* Start MATERIAL FOR THIS TASK *

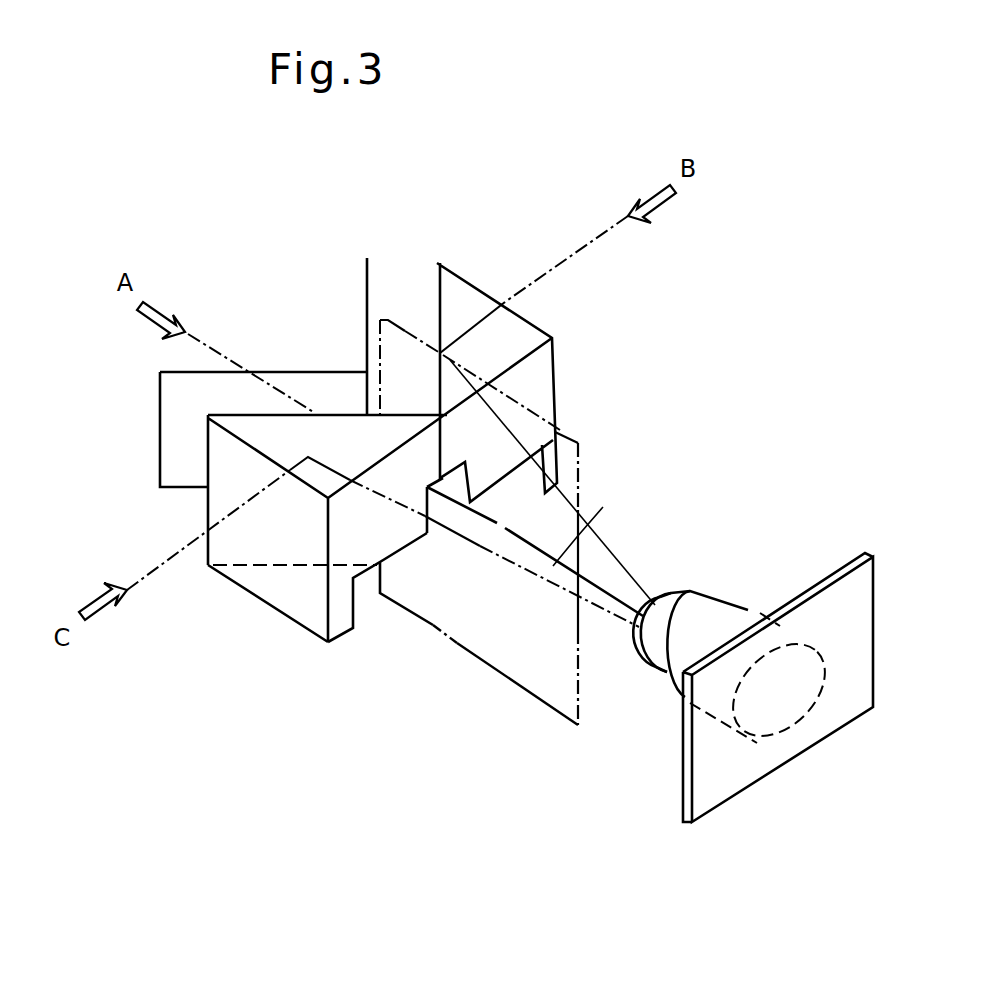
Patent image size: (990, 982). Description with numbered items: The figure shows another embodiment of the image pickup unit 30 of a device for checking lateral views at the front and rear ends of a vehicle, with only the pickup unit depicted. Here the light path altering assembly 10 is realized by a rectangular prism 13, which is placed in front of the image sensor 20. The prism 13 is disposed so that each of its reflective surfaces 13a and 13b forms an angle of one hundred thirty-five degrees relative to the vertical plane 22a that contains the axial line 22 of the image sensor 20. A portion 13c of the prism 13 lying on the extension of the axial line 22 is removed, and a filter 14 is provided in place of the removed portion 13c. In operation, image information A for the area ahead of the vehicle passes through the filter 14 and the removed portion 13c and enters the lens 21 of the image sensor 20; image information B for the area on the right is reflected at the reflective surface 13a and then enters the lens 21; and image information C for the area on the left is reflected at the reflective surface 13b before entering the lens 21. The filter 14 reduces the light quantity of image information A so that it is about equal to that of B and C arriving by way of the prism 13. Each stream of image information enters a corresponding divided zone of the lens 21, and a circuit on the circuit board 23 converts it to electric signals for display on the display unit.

The light path altering assembly 10 is at (618, 347).
The rectangular prism 13 is at (548, 330).
The reflective surface 13a is at (442, 312).
The reflective surface 13b is at (375, 422).
The removed portion 13c is at (410, 543).
The filter 14 is at (310, 385).
The image sensor 20 is at (742, 615).
The lens 21 is at (660, 596).
The axial line 22 is at (600, 511).
The vertical plane 22a is at (518, 672).
The circuit board 23 is at (858, 632).
The image pickup unit 30 is at (793, 422).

* End MATERIAL FOR THIS TASK *

• _WORK TO COMPLETE_: Please output everything from the start of the material down through the line containing "The vertical plane 22a is at (518, 672).", copied unchanged, leaving out the picture.

• _SOLVED EXERCISE_:
Patent image size: (990, 982). Description with numbered items: The figure shows another embodiment of the image pickup unit 30 of a device for checking lateral views at the front and rear ends of a vehicle, with only the pickup unit depicted. Here the light path altering assembly 10 is realized by a rectangular prism 13, which is placed in front of the image sensor 20. The prism 13 is disposed so that each of its reflective surfaces 13a and 13b forms an angle of one hundred thirty-five degrees relative to the vertical plane 22a that contains the axial line 22 of the image sensor 20. A portion 13c of the prism 13 lying on the extension of the axial line 22 is removed, and a filter 14 is provided in place of the removed portion 13c. In operation, image information A for the area ahead of the vehicle passes through the filter 14 and the removed portion 13c and enters the lens 21 of the image sensor 20; image information B for the area on the right is reflected at the reflective surface 13a and then enters the lens 21; and image information C for the area on the left is reflected at the reflective surface 13b before entering the lens 21. The filter 14 reduces the light quantity of image information A so that it is about equal to that of B and C arriving by way of the prism 13. Each stream of image information enters a corresponding divided zone of the lens 21, and a circuit on the circuit board 23 converts it to electric signals for display on the display unit.

The light path altering assembly 10 is at (618, 347).
The rectangular prism 13 is at (548, 330).
The reflective surface 13a is at (442, 312).
The reflective surface 13b is at (375, 422).
The removed portion 13c is at (410, 543).
The filter 14 is at (310, 385).
The image sensor 20 is at (742, 615).
The lens 21 is at (660, 596).
The axial line 22 is at (600, 511).
The vertical plane 22a is at (518, 672).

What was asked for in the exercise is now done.